Dataset items:
* BEGIN *
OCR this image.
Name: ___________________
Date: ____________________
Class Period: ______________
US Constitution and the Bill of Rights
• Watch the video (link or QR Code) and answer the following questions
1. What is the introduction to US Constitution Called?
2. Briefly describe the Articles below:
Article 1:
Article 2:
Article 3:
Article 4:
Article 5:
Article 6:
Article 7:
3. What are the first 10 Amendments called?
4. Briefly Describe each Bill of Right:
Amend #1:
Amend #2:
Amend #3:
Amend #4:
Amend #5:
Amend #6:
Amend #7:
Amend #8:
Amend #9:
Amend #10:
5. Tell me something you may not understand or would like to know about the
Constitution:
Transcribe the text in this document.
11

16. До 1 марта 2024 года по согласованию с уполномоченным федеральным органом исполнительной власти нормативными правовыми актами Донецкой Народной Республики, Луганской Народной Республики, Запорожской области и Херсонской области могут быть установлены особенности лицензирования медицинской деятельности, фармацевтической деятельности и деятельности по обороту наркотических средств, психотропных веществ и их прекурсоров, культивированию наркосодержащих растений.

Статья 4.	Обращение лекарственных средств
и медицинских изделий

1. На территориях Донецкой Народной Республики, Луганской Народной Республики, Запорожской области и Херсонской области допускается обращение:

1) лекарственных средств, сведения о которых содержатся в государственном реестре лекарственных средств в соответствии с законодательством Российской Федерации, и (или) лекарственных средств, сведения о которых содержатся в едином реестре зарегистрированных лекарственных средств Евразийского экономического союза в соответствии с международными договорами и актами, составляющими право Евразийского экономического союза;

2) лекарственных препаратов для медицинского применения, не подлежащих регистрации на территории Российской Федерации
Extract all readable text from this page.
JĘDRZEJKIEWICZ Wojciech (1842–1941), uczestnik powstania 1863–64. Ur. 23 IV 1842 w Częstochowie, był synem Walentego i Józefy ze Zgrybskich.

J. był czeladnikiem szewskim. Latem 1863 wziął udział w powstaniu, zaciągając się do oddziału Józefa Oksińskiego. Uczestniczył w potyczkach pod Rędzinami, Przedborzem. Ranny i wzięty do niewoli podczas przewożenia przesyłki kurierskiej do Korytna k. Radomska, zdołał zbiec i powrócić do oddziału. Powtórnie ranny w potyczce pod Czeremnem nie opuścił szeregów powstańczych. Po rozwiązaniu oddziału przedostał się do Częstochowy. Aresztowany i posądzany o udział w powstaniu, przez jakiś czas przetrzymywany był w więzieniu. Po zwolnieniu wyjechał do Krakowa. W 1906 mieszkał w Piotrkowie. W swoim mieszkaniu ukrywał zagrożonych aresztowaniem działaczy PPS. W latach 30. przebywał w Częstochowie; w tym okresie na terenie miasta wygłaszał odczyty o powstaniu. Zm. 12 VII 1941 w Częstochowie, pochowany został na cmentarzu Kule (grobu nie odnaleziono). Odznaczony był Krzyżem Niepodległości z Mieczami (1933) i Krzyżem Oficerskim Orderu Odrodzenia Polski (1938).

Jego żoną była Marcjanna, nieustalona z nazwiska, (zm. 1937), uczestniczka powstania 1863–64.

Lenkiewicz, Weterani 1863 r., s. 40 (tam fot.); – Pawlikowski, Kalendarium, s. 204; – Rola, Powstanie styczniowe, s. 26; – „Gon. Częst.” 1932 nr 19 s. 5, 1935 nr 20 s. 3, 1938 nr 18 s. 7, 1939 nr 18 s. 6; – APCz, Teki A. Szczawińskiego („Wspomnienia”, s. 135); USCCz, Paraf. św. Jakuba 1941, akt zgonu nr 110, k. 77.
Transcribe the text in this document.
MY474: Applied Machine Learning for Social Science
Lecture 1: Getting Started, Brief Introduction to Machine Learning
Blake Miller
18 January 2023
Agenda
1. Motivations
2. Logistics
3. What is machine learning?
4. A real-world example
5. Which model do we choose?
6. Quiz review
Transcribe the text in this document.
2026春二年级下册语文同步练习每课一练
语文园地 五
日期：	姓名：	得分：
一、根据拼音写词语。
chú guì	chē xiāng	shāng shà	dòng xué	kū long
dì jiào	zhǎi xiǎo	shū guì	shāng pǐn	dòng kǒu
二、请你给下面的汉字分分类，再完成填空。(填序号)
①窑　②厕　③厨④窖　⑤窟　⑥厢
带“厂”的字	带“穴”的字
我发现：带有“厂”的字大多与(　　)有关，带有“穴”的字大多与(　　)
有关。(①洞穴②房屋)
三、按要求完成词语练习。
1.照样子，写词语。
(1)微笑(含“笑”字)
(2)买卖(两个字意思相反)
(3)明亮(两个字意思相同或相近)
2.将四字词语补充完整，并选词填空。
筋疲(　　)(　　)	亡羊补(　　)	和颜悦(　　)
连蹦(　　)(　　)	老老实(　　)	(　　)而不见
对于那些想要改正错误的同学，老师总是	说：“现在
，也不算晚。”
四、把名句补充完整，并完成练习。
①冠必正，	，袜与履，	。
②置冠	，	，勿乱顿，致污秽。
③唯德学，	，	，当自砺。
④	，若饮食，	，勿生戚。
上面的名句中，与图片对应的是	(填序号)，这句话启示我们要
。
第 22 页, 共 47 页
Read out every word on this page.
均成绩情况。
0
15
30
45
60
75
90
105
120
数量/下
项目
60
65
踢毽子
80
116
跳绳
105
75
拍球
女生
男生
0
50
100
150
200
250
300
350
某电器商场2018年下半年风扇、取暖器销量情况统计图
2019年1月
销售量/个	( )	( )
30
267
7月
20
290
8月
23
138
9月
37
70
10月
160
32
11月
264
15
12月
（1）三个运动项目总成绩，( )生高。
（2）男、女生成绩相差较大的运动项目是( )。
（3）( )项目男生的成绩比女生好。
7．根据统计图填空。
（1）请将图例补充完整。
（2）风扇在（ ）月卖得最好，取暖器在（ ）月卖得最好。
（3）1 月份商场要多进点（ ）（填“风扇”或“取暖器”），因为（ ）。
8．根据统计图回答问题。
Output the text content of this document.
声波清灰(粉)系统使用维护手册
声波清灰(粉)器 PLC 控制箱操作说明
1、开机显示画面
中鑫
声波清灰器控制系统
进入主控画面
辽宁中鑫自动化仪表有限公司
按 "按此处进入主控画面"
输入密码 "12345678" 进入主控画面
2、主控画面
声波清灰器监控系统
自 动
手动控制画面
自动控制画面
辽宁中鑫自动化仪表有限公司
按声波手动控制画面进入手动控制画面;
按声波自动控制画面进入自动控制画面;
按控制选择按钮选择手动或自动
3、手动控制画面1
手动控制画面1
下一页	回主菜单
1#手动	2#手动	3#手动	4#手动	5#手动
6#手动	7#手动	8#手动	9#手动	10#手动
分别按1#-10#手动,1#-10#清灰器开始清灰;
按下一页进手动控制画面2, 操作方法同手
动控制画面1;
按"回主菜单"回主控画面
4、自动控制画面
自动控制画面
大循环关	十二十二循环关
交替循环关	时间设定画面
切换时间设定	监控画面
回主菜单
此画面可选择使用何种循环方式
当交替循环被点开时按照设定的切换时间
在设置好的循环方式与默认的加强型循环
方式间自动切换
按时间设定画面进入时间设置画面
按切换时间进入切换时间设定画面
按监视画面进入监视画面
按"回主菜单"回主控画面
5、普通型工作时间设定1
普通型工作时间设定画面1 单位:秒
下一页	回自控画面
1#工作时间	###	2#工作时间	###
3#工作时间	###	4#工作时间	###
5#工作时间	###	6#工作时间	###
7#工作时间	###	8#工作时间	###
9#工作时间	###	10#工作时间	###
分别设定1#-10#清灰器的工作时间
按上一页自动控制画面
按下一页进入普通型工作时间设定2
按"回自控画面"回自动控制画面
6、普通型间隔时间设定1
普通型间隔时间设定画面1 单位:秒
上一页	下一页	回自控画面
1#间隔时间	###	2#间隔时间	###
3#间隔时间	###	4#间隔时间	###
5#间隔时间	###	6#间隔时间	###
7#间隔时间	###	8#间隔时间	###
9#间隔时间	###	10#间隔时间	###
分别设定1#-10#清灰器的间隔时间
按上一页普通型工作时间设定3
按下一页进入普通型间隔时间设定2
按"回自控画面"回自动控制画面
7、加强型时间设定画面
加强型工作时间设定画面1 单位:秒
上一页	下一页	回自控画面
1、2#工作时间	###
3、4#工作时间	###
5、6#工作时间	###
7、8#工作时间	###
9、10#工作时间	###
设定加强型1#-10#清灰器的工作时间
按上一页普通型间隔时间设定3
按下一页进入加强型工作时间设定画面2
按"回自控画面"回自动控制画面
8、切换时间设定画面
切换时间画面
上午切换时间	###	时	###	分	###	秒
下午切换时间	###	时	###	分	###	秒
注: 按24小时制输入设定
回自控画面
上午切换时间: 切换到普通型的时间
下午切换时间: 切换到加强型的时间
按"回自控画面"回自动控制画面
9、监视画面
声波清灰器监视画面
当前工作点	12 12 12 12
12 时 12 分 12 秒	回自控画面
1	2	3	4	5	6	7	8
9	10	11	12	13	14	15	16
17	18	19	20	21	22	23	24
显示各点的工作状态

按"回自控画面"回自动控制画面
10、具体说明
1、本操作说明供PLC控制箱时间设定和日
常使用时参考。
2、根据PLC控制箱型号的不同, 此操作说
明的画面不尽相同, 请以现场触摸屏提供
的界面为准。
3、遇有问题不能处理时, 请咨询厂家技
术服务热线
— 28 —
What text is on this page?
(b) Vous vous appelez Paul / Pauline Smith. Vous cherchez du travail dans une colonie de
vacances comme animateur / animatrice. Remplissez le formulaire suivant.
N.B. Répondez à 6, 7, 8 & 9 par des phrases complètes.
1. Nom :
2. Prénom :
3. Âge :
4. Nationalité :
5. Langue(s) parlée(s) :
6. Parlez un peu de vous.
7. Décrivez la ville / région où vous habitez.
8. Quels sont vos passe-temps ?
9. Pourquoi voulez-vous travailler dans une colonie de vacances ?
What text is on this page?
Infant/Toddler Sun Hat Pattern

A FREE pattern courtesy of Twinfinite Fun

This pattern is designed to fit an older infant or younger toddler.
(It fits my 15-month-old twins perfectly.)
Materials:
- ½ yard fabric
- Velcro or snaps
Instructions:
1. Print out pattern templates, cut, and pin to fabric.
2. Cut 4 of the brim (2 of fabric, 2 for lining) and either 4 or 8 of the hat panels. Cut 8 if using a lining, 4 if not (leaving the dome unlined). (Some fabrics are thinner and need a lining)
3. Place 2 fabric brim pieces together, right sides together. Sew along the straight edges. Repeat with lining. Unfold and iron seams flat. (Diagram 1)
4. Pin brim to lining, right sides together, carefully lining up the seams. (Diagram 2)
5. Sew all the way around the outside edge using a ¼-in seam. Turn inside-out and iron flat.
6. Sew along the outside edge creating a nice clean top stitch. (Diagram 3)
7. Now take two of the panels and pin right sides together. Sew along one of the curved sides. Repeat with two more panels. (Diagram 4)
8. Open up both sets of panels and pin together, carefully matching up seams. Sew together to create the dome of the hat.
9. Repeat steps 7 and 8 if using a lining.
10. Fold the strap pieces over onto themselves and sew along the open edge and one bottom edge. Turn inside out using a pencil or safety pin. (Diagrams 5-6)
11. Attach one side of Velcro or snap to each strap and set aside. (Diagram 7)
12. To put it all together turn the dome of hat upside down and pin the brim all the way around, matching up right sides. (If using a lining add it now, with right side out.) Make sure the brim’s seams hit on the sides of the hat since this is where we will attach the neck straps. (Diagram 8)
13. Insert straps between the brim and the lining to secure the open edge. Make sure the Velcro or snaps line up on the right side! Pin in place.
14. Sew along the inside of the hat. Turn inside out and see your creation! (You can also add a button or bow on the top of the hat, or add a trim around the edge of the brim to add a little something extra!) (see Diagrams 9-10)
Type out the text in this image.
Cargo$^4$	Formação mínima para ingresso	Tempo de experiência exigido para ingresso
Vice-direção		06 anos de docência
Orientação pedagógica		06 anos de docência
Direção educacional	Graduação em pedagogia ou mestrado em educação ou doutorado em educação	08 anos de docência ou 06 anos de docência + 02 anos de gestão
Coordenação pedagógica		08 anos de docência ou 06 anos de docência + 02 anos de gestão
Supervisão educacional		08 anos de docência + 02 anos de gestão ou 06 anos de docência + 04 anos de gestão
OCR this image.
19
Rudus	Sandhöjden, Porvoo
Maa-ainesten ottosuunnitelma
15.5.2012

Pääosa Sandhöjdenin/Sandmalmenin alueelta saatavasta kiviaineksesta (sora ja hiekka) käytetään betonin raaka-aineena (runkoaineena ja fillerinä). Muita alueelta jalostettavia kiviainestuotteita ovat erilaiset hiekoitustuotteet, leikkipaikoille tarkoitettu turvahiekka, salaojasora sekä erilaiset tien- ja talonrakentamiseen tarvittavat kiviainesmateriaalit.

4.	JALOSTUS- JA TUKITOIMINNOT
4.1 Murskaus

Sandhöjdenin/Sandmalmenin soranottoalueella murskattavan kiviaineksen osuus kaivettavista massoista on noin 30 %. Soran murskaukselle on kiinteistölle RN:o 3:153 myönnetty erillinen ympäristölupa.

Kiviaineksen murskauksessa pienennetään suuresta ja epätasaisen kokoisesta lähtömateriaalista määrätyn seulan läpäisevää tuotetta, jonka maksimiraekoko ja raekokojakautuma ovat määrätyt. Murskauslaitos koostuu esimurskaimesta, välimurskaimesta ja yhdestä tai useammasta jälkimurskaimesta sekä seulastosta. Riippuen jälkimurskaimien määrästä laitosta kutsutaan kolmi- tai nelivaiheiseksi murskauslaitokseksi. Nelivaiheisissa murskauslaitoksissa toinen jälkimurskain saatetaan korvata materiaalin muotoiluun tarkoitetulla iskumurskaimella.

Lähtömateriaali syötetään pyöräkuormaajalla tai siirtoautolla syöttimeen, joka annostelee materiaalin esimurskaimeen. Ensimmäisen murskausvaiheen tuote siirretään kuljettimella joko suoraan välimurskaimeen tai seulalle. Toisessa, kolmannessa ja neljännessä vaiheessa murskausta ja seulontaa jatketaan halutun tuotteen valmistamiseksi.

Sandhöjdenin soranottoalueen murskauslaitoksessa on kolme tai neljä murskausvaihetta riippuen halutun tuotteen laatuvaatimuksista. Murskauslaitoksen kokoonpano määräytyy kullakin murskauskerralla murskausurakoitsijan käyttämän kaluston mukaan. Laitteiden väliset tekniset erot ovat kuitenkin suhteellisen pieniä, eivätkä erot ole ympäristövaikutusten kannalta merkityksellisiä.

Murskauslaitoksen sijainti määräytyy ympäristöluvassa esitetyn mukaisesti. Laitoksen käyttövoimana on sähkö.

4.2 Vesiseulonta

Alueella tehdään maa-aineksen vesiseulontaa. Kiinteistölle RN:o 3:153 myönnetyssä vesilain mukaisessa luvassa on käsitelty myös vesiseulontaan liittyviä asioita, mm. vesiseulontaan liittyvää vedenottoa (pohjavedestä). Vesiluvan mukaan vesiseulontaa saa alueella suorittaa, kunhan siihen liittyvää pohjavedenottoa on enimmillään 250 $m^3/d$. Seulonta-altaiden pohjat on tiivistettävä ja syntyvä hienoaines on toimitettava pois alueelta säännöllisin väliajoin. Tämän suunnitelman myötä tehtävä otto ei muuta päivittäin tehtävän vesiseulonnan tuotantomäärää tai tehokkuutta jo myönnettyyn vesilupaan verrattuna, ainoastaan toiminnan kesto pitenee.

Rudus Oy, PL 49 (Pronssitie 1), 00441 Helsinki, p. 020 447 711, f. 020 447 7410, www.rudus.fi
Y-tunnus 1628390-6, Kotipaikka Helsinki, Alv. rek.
* END *
*YOUR OBJECTIVE*
Isolate each line of the listing above that includes "Федерации". Copy it.

*WRITTEN ANSWER*
1) лекарственных средств, сведения о которых содержатся в государственном реестре лекарственных средств в соответствии с законодательством Российской Федерации, и (или) лекарственных средств, сведения о которых содержатся в едином реестре зарегистрированных лекарственных средств Евразийского экономического союза в соответствии с международными договорами и актами, составляющими право Евразийского экономического союза;
2) лекарственных препаратов для медицинского применения, не подлежащих регистрации на территории Российской Федерации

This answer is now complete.